**** Data provided

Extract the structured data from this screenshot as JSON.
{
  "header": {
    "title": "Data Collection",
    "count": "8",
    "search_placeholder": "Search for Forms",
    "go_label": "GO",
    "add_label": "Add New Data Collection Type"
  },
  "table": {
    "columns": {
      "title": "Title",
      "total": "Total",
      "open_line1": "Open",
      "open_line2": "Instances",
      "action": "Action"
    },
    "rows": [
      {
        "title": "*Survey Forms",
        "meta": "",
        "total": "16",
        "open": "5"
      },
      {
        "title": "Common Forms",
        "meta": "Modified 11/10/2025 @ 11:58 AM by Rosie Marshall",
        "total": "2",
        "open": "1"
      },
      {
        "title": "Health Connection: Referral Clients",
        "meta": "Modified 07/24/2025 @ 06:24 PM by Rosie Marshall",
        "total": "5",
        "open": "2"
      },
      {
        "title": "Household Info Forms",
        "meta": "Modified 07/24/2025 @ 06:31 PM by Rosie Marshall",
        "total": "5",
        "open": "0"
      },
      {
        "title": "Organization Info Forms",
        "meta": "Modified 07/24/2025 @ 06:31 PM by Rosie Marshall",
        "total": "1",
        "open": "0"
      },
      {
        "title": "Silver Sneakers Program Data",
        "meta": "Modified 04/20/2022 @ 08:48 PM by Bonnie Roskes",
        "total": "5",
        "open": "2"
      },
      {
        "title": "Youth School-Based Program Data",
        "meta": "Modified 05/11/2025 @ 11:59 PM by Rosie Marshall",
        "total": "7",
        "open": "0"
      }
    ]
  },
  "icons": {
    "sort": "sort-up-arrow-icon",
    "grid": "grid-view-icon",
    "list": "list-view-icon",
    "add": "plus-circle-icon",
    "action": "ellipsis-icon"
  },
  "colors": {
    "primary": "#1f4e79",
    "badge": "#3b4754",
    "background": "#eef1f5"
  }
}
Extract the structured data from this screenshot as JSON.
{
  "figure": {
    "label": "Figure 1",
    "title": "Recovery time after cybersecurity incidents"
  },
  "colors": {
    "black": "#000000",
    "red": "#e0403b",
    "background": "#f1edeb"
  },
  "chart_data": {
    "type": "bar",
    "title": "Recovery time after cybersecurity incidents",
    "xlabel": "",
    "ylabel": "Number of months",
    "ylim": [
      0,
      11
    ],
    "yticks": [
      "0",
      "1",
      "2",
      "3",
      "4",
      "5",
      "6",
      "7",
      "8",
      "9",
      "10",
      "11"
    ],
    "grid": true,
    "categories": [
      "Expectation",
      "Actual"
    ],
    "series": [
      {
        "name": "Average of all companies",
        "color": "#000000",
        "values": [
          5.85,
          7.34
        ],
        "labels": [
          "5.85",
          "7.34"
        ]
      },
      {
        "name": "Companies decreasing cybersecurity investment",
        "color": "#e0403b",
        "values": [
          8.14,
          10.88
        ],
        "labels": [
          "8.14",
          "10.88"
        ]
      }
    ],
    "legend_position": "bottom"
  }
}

********

Show all lines from the data above in which the word "Forms" appears.

    "search_placeholder": "Search for Forms",
        "title": "*Survey Forms",
        "title": "Common Forms",
        "title": "Household Info Forms",
        "title": "Organization Info Forms",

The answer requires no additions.